#### [TASK REQUIREMENTS]
Repeat the lines of the data word for word, beginning at the line that contains "bar (257, 94, 299, 520)" and stopping after the line that contains "y2-tick-label: 65,00% (1196, 258, 1257, 278)".
--- Start of DATASET CONTENT ---
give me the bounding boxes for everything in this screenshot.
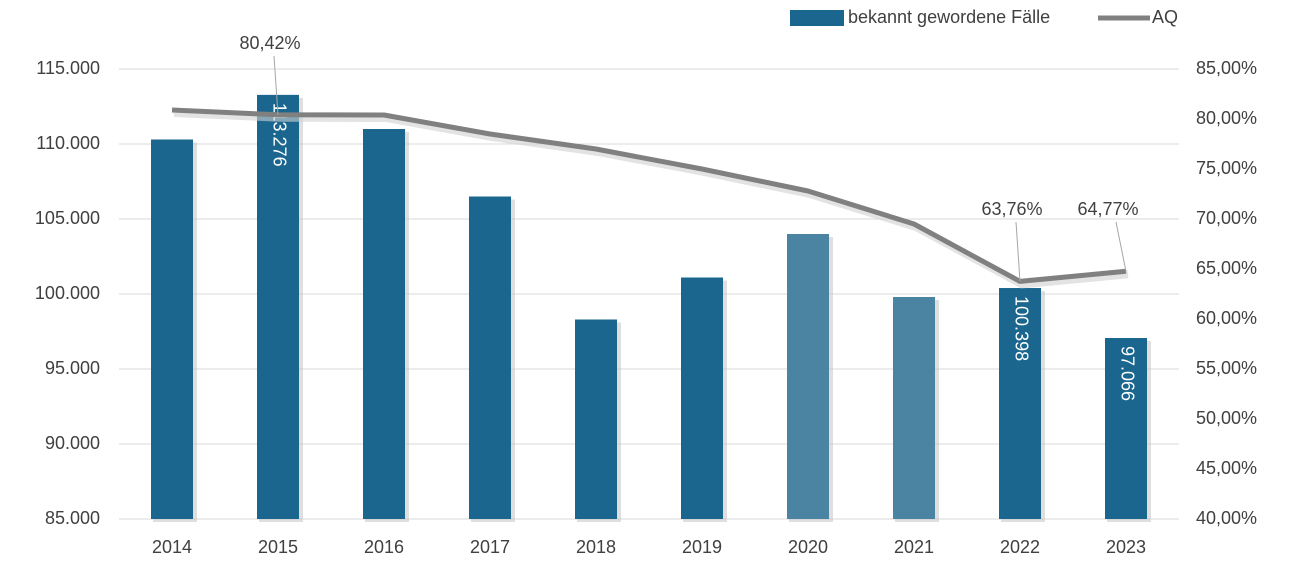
bar (257, 94, 299, 520)
line-value-label: 80,42% (239, 33, 300, 53)
legend: bekannt gewordene Fälle AQ (790, 7, 1178, 27)
x-tick-label: 2022 (1000, 537, 1040, 557)
bar (787, 234, 829, 519)
legend-swatch (790, 10, 844, 26)
x-tick-label: 2016 (364, 537, 404, 557)
y2-tick-label: 45,00% (1196, 458, 1257, 478)
bar (893, 297, 935, 519)
bar (575, 319, 617, 519)
bar (469, 196, 511, 519)
y-tick-label: 115.000 (36, 58, 100, 78)
x-tick-label: 2020 (788, 537, 828, 557)
leader-line (1115, 221, 1127, 272)
y-tick-label: 85.000 (45, 508, 100, 528)
x-tick-label: 2017 (470, 537, 510, 557)
y-tick-label: 110.000 (36, 133, 100, 153)
leader-line (1015, 221, 1021, 282)
line (171, 107, 1127, 284)
y-tick-label: 105.000 (35, 208, 100, 228)
y2-tick-label: 85,00% (1196, 58, 1257, 78)
bar (363, 129, 405, 519)
y2-tick-label: 50,00% (1196, 408, 1257, 428)
bar (681, 277, 723, 519)
y2-tick-label: 55,00% (1196, 358, 1257, 378)
y2-tick-label: 75,00% (1196, 158, 1257, 178)
legend-label: AQ (1152, 7, 1178, 27)
y-tick-label: 100.000 (35, 283, 100, 303)
x-tick-label: 2021 (894, 537, 934, 557)
x-tick-label: 2018 (576, 537, 616, 557)
bar-value-label: 97.066 (1117, 346, 1137, 401)
x-tick-label: 2014 (152, 537, 192, 557)
bar (1105, 338, 1147, 519)
line-value-label: 64,77% (1077, 199, 1138, 219)
y2-tick-label: 70,00% (1196, 208, 1257, 228)
bar (151, 139, 193, 519)
bar (999, 288, 1041, 519)
x-tick-label: 2019 (682, 537, 722, 557)
leader-line (273, 55, 279, 115)
x-tick-label: 2015 (258, 537, 298, 557)
y-tick-label: 90.000 (45, 433, 100, 453)
x-tick-label: 2023 (1106, 537, 1146, 557)
y2-tick-label: 80,00% (1196, 108, 1257, 128)
legend-label: bekannt gewordene Fälle (848, 7, 1050, 27)
y2-tick-label: 60,00% (1196, 308, 1257, 328)
y2-tick-label: 40,00% (1196, 508, 1257, 528)
line-value-label: 63,76% (981, 199, 1042, 219)
y-tick-label: 95.000 (45, 358, 100, 378)
y2-tick-label: 65,00% (1196, 258, 1257, 278)
bar-value-label: 100.398 (1011, 296, 1031, 361)
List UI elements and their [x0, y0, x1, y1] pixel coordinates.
--- End of DATASET CONTENT ---
#### [OUTPUT FOR THIS TASK]
bar (257, 94, 299, 520)
line-value-label: 80,42% (239, 33, 300, 53)
legend: bekannt gewordene Fälle AQ (790, 7, 1178, 27)
x-tick-label: 2022 (1000, 537, 1040, 557)
bar (787, 234, 829, 519)
legend-swatch (790, 10, 844, 26)
x-tick-label: 2016 (364, 537, 404, 557)
y2-tick-label: 45,00% (1196, 458, 1257, 478)
bar (893, 297, 935, 519)
bar (575, 319, 617, 519)
bar (469, 196, 511, 519)
y-tick-label: 115.000 (36, 58, 100, 78)
x-tick-label: 2020 (788, 537, 828, 557)
leader-line (1115, 221, 1127, 272)
y-tick-label: 85.000 (45, 508, 100, 528)
x-tick-label: 2017 (470, 537, 510, 557)
y-tick-label: 110.000 (36, 133, 100, 153)
leader-line (1015, 221, 1021, 282)
line (171, 107, 1127, 284)
y-tick-label: 105.000 (35, 208, 100, 228)
y2-tick-label: 85,00% (1196, 58, 1257, 78)
bar (363, 129, 405, 519)
y2-tick-label: 50,00% (1196, 408, 1257, 428)
bar (681, 277, 723, 519)
y2-tick-label: 55,00% (1196, 358, 1257, 378)
y2-tick-label: 75,00% (1196, 158, 1257, 178)
legend-label: AQ (1152, 7, 1178, 27)
y-tick-label: 100.000 (35, 283, 100, 303)
x-tick-label: 2021 (894, 537, 934, 557)
x-tick-label: 2018 (576, 537, 616, 557)
bar-value-label: 97.066 (1117, 346, 1137, 401)
x-tick-label: 2014 (152, 537, 192, 557)
bar (1105, 338, 1147, 519)
line-value-label: 64,77% (1077, 199, 1138, 219)
y2-tick-label: 70,00% (1196, 208, 1257, 228)
bar (151, 139, 193, 519)
bar (999, 288, 1041, 519)
x-tick-label: 2019 (682, 537, 722, 557)
leader-line (273, 55, 279, 115)
x-tick-label: 2015 (258, 537, 298, 557)
y-tick-label: 90.000 (45, 433, 100, 453)
x-tick-label: 2023 (1106, 537, 1146, 557)
y2-tick-label: 80,00% (1196, 108, 1257, 128)
legend-label: bekannt gewordene Fälle (848, 7, 1050, 27)
y2-tick-label: 60,00% (1196, 308, 1257, 328)
y2-tick-label: 40,00% (1196, 508, 1257, 528)
line-value-label: 63,76% (981, 199, 1042, 219)
y-tick-label: 95.000 (45, 358, 100, 378)
y2-tick-label: 65,00% (1196, 258, 1257, 278)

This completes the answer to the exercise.